--- 练习任务 ---
根据下面关于水下多级微结构液气界面的短文，列出文中提到的全部次级结构，并注明每一种位于侧壁还是底面。

--- 阅读短文 ---
══════════════════════════════
水下多级微结构液气界面的稳定性和可恢复性研究

STABILITY AND RECOVERABILITY OF LIQUID-GAS INTERFACES ON SUBMERGED HIERARCHICALLY STRUCTURED SURFACES

  • 摘要: 微结构表面浸没水下所形成的液气界面对减阻等应用具有重要意义.液气界面的稳定存在是结构功能表面发挥作用的前提. 因此,如何增强液气界面的稳定性以抵抗浸润转变过程, 以及在液气界面失稳之后,如何实现去浸润过程以提高液气界面的可恢复性能,均具有重要的科学研究意义和实际应用价值, 也是国内外研究关注的热点问题.本文针对具有多级微结构的固体表面,研究其在浸没水下后形成的液气界面的稳定性和可恢复性.通过激光扫描共聚焦显微镜对不同压强下液气界面的失稳过程和降压后的恢复过程进行原位观察,实验结果和基于最小自由能原理的理论分析相吻合.本文揭示了多级微结构抵抗浸润转变以及提高液气界面可恢复性能的机理:侧壁上的次级结构(纳米颗粒、多层翅片)通过增加液气界面在壁面的表观前进接触角增强了液气界面的稳定性;底面的次级结构(纳米颗粒和封闭式次级结构)可以维持纳米尺寸气核的存在,有利于水中溶解气体向微结构内扩散, 最终使液气界面恢复.本文的研究为通过设计多级微结构表面来获得具有较强稳定性和可恢复性的液气界面提供了思路.
══════════════════════════════
--- 所示信息 ---

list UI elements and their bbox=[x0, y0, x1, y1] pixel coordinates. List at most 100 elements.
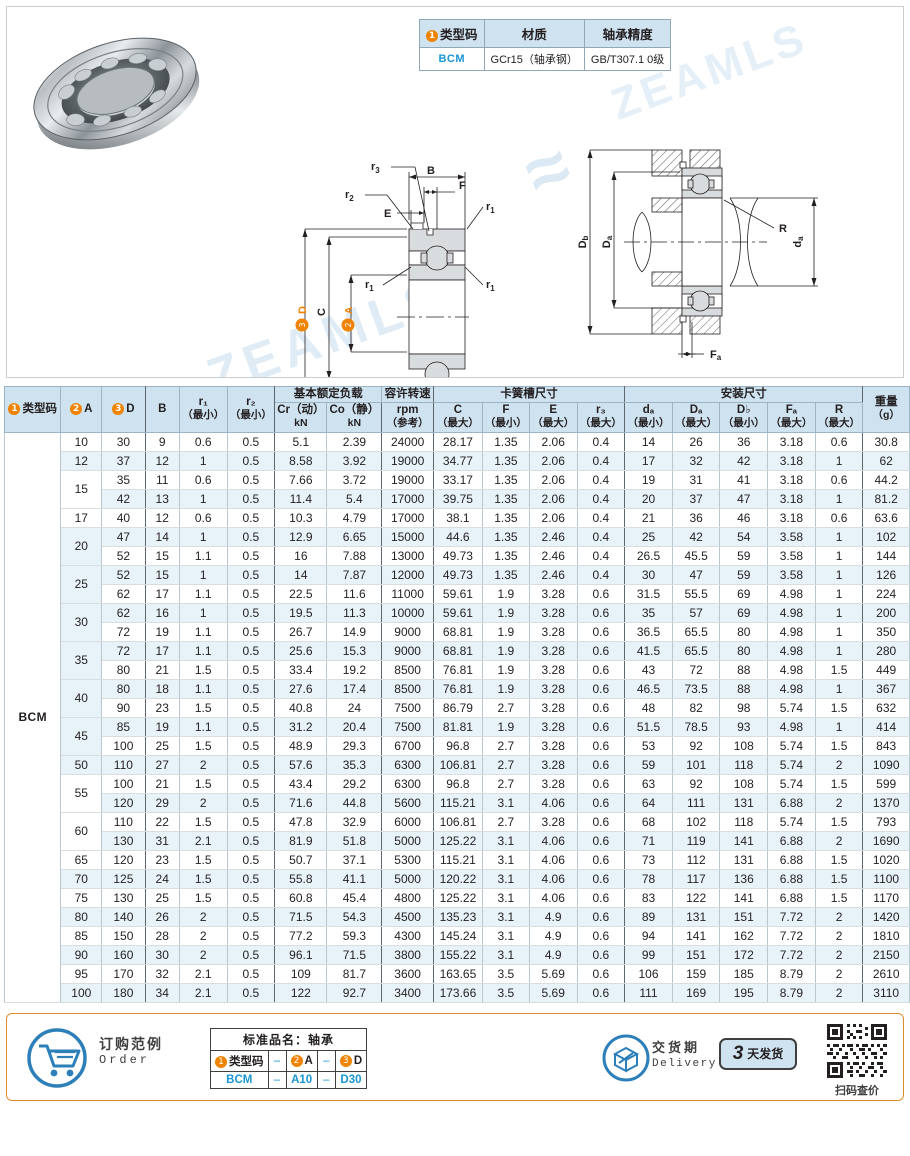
══════════════════════════════
--- 完整答案 ---
侧壁：纳米颗粒、多层翅片
底面：纳米颗粒、封闭式次级结构